- **Fragment strony**:
════════════════

"Nie współpracowałem z wywiadem". Były rzecznik Donalda Tuska przed komisją ds. VAT

Polska

- Nie byłem współpracownikiem niemieckich ani innych służb wywiadowczych - zapewnił komisję śledczą ds. VAT b. sekretarz stanu w kancelarii premiera i b. rzecznik rządu Paweł Graś. Dodał, że pytanie o to bardzo go ubawiło. - Nagrania z moimi opiniami (ws. wyłudzeń VAT) pochodziły z przestępstwa, a opinie były prywatne - stwierdził odnosząc się do zapisów rozmów z restauracji "Sowa i Przyjaciele".

 

- Wiedza o istnieniu procederu wyłudzeń podatku VAT nie była tajemna, była szeroko dostępna - zeznał przed komisją śledczą ds. VAT b. sekretarz stanu w kancelarii premiera Paweł Graś. Jak dodał, problem był znany co najmniej od wejścia Polski do UE.

 

Szef komisji Marcin Horała (PiS) zaczął przesłuchanie od odtworzenia fragmentu nagrania z 2013 r. z restauracji "Sowa i Przyjaciele", na którym Graś mówi o procederach wyłudzeń VAT na różnych towarach. - Świadek wykazał się fachową wiedzą, skąd ją pozyskał - pytał Horała.

 

 

 

- Nie była to wiedza tajemna, proceder był znany co najmniej od wejścia Polski do UE. Wszystkie kolejne rządy usiłowały VAT uszczelnić i działać w taki sposób, by ta luka była jak najmniejsza. Podobnie było za rządów koalicji PO-PSL. Od samego początku, od 2008 r. ministerstwo robiło wszystko, aby ten proceder przynajmniej zminimalizować - powiedział były rzecznik premiera Donalda Tuska. 

 

"Proceder istnieje do dzisiaj"

 

- A jak wiadomo, ten proceder istnieje do dzisiaj. Wiedza o tym, jak działa karuzela VAT-oska, była szeroko dostępna - powiedział były podsekretarz stanu w KPRM.

 

Polityk dodał, że z tego co pamięta, pierwsze działania wymierzone w wyłudzenia były podejmowane przez Ministerstwo Finansów w 2008 r.

════════════════

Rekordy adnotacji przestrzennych

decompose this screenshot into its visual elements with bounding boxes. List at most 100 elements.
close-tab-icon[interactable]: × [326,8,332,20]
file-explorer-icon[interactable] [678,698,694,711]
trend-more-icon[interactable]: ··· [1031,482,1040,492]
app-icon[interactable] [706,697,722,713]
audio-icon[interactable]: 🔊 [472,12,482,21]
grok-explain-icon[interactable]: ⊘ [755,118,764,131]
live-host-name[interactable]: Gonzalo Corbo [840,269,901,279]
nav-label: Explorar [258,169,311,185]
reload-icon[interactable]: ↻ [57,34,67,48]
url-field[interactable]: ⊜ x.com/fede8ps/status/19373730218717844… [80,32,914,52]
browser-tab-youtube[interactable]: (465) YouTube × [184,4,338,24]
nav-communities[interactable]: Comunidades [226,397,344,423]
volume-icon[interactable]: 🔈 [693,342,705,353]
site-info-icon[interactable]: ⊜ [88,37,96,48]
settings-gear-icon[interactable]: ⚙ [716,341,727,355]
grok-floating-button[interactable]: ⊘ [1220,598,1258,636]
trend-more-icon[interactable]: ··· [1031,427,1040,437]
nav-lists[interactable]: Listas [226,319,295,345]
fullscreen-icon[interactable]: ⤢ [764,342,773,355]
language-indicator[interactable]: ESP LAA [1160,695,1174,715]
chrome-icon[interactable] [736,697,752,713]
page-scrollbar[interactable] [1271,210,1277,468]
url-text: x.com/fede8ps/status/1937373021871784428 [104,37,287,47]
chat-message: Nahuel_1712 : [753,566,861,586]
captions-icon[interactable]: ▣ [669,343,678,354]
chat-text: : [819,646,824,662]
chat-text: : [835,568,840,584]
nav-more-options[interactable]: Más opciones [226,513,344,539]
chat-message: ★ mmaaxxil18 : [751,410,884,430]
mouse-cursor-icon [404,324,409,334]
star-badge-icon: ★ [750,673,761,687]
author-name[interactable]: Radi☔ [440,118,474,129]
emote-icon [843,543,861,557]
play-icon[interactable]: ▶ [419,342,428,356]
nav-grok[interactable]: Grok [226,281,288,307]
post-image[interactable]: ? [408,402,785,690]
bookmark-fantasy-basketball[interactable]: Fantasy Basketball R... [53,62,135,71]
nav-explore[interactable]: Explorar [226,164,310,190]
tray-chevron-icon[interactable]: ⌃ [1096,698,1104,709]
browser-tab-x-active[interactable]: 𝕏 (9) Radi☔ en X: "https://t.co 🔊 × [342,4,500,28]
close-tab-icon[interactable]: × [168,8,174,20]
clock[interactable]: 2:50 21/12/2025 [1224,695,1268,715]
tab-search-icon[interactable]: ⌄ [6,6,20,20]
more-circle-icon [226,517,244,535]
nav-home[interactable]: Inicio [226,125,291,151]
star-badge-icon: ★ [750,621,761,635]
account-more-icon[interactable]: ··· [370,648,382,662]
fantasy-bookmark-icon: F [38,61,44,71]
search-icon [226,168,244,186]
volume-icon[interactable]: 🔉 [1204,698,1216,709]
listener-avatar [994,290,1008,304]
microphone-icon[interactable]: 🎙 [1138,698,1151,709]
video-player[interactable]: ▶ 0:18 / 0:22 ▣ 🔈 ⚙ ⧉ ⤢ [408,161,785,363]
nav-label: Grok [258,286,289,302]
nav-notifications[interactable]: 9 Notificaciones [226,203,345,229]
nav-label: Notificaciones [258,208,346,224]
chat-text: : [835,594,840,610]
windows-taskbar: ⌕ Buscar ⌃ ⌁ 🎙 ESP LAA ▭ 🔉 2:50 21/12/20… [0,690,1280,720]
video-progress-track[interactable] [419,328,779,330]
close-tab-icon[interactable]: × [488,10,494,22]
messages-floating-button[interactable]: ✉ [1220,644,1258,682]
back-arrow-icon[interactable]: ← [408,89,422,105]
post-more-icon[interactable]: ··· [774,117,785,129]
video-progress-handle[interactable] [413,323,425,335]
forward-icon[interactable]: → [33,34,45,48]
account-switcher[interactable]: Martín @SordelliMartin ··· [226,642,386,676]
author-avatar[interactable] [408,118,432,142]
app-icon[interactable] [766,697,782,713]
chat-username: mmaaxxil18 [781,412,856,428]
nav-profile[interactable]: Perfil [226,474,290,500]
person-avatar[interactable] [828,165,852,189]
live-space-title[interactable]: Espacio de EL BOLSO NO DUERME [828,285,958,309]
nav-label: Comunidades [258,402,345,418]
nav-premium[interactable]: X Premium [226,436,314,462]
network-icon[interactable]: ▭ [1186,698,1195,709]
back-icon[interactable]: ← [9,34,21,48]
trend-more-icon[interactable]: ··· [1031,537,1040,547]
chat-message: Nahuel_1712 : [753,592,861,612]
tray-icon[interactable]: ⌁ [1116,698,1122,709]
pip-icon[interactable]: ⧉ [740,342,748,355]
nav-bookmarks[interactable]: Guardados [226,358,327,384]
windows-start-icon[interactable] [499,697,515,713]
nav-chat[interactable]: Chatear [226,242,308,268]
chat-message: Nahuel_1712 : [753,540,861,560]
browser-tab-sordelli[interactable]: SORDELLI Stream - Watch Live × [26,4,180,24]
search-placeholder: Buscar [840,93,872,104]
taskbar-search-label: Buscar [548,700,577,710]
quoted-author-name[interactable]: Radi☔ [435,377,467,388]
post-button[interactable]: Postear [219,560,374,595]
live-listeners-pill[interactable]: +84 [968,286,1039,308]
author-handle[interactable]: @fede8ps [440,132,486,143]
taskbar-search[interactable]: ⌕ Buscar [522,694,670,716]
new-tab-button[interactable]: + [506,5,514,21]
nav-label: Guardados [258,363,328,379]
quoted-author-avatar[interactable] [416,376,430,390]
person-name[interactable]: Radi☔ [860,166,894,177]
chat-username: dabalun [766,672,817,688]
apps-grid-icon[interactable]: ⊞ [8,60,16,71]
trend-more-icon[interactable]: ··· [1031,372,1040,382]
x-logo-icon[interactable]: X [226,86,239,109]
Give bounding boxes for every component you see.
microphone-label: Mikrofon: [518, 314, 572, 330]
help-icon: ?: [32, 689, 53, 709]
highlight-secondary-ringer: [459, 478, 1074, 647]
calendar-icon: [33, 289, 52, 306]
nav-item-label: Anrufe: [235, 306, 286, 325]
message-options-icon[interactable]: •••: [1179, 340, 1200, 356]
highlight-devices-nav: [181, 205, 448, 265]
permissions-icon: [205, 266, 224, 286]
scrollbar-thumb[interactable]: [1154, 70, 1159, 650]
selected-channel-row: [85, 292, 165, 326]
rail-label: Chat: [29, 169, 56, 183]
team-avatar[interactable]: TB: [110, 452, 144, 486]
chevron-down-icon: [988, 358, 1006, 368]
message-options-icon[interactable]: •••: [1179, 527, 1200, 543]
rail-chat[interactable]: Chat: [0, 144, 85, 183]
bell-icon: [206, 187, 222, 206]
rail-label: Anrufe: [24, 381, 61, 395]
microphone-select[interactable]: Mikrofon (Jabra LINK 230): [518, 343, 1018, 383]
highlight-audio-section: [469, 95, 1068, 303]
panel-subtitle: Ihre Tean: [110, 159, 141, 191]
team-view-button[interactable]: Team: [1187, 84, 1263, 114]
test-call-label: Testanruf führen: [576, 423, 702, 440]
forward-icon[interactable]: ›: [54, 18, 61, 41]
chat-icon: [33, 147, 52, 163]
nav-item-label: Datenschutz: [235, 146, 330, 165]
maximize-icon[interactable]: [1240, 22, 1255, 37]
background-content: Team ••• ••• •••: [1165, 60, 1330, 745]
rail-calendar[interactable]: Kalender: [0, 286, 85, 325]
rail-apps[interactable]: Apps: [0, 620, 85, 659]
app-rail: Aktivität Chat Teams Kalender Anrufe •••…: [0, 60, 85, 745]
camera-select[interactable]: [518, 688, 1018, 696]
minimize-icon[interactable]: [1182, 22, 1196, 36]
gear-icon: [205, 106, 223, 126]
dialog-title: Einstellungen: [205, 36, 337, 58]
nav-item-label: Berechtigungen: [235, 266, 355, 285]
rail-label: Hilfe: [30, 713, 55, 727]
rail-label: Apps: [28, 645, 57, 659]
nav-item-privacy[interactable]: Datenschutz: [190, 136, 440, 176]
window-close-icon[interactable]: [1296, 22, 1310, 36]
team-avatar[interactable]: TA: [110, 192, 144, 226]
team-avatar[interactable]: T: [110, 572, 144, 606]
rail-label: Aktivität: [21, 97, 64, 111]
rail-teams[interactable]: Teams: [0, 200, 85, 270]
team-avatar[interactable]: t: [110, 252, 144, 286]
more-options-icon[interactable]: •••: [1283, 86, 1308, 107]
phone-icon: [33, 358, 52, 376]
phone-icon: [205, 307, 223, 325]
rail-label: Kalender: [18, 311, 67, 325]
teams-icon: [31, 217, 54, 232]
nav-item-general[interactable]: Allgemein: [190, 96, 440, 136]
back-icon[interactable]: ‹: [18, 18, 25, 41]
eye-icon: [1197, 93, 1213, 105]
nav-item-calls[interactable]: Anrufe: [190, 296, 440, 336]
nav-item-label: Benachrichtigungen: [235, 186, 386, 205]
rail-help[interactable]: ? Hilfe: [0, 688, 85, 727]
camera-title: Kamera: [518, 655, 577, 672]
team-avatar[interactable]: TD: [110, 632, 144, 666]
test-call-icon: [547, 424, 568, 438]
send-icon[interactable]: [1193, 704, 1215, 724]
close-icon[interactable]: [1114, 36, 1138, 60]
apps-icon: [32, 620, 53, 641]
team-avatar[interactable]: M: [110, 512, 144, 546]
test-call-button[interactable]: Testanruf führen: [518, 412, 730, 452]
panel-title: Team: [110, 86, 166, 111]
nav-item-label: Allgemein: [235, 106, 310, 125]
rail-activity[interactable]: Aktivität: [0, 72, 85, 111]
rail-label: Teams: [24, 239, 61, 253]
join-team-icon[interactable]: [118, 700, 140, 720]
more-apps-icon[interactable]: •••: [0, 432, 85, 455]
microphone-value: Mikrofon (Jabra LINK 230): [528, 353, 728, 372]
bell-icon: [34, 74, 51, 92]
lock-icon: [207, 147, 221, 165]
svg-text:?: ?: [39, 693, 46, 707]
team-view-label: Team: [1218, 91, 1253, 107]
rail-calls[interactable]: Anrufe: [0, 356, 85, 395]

════════════════

- **Treść zadań**:
1. Od którego roku, według słów Pawła Grasia przytoczonych w artykule o przesłuchaniu przed komisją ds. VAT, ministerstwo robiło wszystko, aby zminimalizować proceder wyłudzeń VAT?
2. Proszę przedstawić w formie listy numerowanej wiersze danych od pierwszego aż do wiersza zawierającego „mouse-cursor-icon [404,324,409,334]”, włącznie z nim, pomijając puste wiersze.

- **Rozwiązania zadań**:
1. Od 2008 r.

2.
1. decompose this screenshot into its visual elements with bounding boxes. List at most 100 elements.
2. close-tab-icon[interactable]: × [326,8,332,20]
3. file-explorer-icon[interactable] [678,698,694,711]
4. trend-more-icon[interactable]: ··· [1031,482,1040,492]
5. app-icon[interactable] [706,697,722,713]
6. audio-icon[interactable]: 🔊 [472,12,482,21]
7. grok-explain-icon[interactable]: ⊘ [755,118,764,131]
8. live-host-name[interactable]: Gonzalo Corbo [840,269,901,279]
9. nav-label: Explorar [258,169,311,185]
10. reload-icon[interactable]: ↻ [57,34,67,48]
11. url-field[interactable]: ⊜ x.com/fede8ps/status/19373730218717844… [80,32,914,52]
12. browser-tab-youtube[interactable]: (465) YouTube × [184,4,338,24]
13. nav-communities[interactable]: Comunidades [226,397,344,423]
14. volume-icon[interactable]: 🔈 [693,342,705,353]
15. site-info-icon[interactable]: ⊜ [88,37,96,48]
16. settings-gear-icon[interactable]: ⚙ [716,341,727,355]
17. grok-floating-button[interactable]: ⊘ [1220,598,1258,636]
18. trend-more-icon[interactable]: ··· [1031,427,1040,437]
19. nav-lists[interactable]: Listas [226,319,295,345]
20. fullscreen-icon[interactable]: ⤢ [764,342,773,355]
21. language-indicator[interactable]: ESP LAA [1160,695,1174,715]
22. chrome-icon[interactable] [736,697,752,713]
23. page-scrollbar[interactable] [1271,210,1277,468]
24. url-text: x.com/fede8ps/status/1937373021871784428 [104,37,287,47]
25. chat-message: Nahuel_1712 : [753,566,861,586]
26. captions-icon[interactable]: ▣ [669,343,678,354]
27. chat-text: : [819,646,824,662]
28. chat-text: : [835,568,840,584]
29. nav-more-options[interactable]: Más opciones [226,513,344,539]
30. chat-message: ★ mmaaxxil18 : [751,410,884,430]
31. mouse-cursor-icon [404,324,409,334]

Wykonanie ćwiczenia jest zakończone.